## Written problem
Can you rewrite everything from the start of the material down to the line containing "pct-cell: 55.3% <box>589 529 700 565</box>", replacing "Sarunas Jasikevicius" with "Šarūnas Jasikevičius" and leaving everything else unchanged?

══ Records for the exercise

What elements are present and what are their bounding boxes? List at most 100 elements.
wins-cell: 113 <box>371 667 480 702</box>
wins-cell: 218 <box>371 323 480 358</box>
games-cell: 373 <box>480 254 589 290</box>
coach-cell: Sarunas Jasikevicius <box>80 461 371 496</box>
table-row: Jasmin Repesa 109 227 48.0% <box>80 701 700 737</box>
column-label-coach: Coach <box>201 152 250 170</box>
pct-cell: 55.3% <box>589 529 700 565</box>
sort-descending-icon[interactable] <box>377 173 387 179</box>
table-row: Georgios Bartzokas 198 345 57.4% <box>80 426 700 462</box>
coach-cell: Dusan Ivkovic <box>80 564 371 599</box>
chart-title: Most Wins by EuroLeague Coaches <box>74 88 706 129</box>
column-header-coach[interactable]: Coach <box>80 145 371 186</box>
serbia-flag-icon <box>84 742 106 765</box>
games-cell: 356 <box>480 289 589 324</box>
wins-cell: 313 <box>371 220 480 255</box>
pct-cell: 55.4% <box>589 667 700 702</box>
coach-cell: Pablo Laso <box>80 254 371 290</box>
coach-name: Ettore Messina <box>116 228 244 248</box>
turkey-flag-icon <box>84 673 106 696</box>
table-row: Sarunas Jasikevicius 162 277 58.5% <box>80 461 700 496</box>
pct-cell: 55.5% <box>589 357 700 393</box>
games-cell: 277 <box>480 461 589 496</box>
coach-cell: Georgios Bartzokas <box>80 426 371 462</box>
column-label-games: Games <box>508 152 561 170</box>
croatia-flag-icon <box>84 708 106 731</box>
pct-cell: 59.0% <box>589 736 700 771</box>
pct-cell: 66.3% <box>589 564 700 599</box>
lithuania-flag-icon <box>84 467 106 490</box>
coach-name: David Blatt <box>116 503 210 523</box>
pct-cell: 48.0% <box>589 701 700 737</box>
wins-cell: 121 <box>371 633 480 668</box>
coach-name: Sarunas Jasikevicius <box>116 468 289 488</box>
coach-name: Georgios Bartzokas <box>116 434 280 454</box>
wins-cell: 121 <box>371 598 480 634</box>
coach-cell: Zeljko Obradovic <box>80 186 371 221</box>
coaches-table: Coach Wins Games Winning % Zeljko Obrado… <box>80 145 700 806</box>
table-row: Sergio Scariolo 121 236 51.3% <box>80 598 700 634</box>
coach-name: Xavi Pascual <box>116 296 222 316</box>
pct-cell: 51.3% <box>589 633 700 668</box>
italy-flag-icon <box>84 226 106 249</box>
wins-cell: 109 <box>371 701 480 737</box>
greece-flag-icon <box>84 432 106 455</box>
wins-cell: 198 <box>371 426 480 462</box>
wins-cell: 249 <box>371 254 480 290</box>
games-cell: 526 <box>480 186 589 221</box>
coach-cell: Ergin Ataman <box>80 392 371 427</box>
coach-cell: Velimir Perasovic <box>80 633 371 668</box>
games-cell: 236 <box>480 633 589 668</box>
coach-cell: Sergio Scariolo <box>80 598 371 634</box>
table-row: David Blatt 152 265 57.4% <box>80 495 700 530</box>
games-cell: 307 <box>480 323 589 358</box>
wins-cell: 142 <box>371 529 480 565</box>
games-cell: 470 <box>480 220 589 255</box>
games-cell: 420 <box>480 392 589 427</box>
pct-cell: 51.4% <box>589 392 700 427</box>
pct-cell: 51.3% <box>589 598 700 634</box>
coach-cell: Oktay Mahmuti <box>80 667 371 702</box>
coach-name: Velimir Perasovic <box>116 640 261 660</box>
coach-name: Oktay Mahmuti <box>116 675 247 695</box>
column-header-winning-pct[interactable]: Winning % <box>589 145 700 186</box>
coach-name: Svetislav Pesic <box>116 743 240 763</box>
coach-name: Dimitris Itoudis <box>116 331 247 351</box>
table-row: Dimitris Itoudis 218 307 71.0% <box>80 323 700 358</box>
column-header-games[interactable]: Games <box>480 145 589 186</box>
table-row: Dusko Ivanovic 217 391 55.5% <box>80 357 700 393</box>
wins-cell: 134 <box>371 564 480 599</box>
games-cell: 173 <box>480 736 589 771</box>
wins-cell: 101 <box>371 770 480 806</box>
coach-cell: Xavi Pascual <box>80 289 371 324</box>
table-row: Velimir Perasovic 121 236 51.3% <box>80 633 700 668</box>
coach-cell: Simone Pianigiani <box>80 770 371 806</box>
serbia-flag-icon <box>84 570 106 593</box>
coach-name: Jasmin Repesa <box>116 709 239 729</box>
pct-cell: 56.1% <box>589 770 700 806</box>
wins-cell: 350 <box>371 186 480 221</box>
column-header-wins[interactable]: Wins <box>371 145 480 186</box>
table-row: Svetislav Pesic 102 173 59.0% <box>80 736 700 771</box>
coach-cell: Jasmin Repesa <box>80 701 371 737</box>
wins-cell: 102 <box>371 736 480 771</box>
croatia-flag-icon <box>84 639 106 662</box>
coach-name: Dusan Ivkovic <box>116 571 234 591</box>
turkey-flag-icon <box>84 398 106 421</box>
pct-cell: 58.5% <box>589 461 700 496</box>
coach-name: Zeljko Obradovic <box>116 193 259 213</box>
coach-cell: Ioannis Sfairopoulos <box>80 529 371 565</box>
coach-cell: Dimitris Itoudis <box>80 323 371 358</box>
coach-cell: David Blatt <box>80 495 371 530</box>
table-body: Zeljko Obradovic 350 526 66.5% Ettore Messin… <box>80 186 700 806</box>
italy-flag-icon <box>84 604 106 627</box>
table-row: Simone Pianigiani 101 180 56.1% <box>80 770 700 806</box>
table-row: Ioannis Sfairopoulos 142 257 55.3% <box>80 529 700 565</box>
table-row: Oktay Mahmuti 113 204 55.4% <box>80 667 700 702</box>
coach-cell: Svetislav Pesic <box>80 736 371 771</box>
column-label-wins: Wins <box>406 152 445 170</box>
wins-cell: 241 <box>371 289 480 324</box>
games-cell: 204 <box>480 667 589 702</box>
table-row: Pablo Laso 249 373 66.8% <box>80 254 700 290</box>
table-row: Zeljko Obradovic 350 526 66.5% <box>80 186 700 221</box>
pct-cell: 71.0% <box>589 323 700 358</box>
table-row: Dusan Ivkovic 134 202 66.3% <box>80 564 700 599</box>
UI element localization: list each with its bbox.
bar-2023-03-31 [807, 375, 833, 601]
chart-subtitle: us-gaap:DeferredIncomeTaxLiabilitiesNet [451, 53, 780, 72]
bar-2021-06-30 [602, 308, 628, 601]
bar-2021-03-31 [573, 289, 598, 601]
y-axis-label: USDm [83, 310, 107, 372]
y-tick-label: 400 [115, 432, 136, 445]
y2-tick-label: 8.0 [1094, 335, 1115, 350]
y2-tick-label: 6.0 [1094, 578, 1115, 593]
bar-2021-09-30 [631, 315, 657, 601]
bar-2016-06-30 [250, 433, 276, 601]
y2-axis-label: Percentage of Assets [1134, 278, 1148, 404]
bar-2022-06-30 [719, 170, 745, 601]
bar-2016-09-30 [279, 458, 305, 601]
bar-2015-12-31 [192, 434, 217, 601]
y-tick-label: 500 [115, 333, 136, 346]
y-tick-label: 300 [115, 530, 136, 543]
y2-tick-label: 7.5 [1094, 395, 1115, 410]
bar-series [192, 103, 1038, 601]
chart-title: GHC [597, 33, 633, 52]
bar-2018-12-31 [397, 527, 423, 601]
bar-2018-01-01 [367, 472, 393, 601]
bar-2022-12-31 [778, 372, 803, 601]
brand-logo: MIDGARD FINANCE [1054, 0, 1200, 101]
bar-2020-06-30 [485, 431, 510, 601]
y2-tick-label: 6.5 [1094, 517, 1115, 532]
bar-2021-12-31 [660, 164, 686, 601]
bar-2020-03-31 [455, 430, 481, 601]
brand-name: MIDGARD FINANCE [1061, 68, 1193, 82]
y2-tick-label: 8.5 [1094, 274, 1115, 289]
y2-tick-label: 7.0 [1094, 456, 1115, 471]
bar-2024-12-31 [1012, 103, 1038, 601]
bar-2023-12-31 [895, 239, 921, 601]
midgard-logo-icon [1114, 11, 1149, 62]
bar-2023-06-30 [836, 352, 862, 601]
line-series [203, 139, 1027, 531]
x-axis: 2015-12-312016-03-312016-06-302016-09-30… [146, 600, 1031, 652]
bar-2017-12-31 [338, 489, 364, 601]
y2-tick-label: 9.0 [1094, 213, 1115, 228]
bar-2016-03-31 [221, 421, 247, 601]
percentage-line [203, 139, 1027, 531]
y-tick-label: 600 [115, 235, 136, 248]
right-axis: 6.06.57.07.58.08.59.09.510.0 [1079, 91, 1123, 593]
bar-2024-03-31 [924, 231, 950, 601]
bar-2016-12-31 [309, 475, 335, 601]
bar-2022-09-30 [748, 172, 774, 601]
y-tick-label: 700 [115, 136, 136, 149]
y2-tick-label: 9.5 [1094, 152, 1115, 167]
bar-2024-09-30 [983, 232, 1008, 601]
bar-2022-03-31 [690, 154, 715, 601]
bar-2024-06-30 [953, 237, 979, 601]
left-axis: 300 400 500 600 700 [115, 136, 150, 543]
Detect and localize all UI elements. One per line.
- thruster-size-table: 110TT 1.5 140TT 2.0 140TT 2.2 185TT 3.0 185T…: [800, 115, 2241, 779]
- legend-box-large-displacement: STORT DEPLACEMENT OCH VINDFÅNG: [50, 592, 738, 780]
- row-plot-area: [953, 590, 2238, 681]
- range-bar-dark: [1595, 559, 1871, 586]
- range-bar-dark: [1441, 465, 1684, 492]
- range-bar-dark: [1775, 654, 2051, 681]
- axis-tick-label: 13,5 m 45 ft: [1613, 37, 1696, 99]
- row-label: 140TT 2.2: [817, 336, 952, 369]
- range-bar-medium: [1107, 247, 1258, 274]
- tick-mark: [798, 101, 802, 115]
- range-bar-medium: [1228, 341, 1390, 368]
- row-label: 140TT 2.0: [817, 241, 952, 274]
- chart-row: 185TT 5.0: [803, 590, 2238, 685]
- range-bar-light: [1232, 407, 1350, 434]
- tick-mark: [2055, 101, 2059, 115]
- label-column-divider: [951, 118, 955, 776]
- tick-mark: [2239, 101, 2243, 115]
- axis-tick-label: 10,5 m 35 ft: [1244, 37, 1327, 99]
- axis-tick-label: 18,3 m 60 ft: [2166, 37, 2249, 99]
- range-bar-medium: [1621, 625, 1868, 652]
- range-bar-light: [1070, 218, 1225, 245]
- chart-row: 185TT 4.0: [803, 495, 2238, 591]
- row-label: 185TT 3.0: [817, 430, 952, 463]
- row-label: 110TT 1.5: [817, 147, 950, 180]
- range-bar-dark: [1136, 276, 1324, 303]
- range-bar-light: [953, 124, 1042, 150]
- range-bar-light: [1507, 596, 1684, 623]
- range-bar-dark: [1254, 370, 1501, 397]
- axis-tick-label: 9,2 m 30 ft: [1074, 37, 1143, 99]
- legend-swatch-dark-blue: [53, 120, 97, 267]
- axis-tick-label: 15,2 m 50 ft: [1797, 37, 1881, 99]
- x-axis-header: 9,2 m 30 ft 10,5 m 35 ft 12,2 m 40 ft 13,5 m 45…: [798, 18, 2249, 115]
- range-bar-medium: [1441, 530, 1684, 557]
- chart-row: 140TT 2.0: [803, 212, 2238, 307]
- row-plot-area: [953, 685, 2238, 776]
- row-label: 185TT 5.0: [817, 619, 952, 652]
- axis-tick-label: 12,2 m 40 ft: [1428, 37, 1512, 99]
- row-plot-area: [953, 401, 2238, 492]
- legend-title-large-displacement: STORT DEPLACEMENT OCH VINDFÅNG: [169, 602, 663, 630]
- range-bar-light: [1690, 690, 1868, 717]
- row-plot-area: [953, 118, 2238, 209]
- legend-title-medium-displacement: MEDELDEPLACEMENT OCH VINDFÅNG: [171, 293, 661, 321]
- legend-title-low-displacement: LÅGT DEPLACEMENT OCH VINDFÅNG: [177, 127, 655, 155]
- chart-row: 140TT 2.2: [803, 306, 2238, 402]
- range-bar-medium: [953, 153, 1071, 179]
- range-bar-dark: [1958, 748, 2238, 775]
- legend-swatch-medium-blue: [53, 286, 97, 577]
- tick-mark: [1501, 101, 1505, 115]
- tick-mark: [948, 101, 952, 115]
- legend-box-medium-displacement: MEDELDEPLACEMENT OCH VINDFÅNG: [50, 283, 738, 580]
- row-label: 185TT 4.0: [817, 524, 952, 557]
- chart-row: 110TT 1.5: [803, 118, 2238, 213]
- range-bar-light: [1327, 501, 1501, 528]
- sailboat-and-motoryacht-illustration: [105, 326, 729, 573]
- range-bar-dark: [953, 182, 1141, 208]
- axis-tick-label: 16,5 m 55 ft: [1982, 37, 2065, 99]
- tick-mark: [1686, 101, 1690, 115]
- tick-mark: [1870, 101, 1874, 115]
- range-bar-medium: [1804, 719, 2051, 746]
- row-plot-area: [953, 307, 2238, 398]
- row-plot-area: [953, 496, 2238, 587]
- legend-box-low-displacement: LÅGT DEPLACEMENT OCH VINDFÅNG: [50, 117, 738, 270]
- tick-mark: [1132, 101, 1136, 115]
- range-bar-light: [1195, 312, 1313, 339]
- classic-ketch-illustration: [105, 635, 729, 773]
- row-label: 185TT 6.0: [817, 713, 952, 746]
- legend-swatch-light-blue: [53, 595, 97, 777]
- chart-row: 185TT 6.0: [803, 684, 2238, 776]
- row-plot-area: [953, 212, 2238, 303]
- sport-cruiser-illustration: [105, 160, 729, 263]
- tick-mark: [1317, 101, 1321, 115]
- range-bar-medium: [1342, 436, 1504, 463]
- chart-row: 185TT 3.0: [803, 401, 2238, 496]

════

## Answer for this exercise
What elements are present and what are their bounding boxes? List at most 100 elements.
wins-cell: 113 <box>371 667 480 702</box>
wins-cell: 218 <box>371 323 480 358</box>
games-cell: 373 <box>480 254 589 290</box>
coach-cell: Šarūnas Jasikevičius <box>80 461 371 496</box>
table-row: Jasmin Repesa 109 227 48.0% <box>80 701 700 737</box>
column-label-coach: Coach <box>201 152 250 170</box>
pct-cell: 55.3% <box>589 529 700 565</box>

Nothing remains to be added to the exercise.